▼▼▼

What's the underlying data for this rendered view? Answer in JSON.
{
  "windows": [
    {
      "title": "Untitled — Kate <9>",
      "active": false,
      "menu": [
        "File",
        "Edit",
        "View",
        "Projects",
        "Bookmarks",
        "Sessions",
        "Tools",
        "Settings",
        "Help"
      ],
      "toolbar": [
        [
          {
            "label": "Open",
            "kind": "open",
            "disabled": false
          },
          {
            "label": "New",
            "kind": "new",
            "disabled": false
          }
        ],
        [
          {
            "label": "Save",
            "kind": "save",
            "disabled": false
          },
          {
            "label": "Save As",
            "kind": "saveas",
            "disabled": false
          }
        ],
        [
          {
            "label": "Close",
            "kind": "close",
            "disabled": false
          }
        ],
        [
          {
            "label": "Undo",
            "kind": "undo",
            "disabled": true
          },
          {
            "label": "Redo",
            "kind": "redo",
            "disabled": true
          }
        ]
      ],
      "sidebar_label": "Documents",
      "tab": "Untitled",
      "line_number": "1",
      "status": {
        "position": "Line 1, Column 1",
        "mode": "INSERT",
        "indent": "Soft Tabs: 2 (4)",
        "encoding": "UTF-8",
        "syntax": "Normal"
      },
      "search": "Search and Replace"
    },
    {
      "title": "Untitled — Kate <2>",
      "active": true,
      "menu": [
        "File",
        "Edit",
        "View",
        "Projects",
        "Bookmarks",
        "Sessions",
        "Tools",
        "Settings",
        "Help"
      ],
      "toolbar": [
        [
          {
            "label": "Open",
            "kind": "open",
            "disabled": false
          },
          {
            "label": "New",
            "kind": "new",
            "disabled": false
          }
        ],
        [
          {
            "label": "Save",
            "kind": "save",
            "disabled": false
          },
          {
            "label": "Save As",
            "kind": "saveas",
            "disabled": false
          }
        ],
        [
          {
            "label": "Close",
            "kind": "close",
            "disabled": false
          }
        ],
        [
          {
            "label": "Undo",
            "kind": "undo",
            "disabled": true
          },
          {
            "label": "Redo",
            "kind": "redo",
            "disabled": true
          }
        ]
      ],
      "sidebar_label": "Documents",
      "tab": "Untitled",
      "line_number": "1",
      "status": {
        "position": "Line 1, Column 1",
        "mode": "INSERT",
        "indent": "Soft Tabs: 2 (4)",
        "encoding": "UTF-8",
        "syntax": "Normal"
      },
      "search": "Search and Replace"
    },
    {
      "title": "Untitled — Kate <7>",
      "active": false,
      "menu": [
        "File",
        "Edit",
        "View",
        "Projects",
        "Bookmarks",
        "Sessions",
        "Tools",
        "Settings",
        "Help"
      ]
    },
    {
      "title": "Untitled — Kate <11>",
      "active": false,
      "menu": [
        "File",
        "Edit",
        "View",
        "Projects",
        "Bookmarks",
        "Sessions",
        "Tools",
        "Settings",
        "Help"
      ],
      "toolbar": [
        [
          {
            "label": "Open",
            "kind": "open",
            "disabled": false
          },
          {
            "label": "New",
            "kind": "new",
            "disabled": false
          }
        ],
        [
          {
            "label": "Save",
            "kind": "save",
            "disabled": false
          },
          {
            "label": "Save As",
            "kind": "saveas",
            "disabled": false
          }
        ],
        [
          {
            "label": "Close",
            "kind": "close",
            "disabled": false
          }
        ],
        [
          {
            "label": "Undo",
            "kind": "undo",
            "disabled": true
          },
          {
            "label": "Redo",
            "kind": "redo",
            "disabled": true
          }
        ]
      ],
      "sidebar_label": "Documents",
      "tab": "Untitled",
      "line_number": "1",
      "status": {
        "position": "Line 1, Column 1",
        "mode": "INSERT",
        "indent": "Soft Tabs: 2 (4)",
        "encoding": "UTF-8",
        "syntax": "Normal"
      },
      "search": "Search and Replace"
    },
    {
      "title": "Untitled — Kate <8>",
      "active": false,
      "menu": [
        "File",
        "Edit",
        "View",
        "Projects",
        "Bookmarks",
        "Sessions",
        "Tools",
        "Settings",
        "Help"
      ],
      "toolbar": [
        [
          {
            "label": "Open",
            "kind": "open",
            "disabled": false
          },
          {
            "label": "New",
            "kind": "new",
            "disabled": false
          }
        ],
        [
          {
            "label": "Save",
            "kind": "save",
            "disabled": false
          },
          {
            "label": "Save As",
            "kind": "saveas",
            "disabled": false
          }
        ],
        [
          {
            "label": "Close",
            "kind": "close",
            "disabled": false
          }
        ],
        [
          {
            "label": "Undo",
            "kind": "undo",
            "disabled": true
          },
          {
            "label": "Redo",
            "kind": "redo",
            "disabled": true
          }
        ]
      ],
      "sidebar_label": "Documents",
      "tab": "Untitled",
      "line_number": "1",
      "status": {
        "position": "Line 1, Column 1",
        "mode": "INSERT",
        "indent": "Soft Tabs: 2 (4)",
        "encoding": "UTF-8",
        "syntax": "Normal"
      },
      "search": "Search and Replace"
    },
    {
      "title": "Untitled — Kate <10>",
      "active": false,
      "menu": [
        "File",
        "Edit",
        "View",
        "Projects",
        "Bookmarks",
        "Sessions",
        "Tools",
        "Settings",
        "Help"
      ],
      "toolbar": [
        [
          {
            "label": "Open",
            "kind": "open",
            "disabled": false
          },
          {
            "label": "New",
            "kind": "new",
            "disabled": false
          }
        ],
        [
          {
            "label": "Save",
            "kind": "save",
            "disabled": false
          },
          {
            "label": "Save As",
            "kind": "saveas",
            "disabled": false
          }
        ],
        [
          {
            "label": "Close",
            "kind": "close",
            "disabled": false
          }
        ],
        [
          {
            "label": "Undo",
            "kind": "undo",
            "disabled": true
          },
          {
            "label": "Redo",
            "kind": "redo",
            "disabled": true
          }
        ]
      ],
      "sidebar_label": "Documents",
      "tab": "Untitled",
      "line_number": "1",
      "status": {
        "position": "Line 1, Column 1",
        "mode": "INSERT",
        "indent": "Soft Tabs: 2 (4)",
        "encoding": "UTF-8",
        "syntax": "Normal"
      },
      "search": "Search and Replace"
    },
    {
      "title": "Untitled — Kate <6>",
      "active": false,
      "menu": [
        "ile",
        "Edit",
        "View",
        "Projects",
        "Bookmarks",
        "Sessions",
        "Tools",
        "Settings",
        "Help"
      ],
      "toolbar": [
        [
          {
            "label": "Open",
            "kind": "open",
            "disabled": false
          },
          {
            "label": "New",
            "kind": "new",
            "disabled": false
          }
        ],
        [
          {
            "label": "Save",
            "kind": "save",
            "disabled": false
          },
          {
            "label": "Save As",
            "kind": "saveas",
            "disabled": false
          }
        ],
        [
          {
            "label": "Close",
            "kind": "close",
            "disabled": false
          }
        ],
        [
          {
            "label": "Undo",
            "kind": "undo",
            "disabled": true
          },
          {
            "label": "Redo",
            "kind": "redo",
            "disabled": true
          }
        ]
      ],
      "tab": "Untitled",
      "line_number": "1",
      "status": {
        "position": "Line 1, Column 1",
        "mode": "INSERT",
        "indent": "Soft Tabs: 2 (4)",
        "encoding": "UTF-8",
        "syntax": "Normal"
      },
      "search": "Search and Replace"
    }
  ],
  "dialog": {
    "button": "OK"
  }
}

▲▲▲

▸ **GIVEN PROBLEM**
Point out every line holding the string "Kate" and copy it.

▸ **CORRECT ANSWER**
      "title": "Untitled — Kate <9>",
      "title": "Untitled — Kate <2>",
      "title": "Untitled — Kate <7>",
      "title": "Untitled — Kate <11>",
      "title": "Untitled — Kate <8>",
      "title": "Untitled — Kate <10>",
      "title": "Untitled — Kate <6>",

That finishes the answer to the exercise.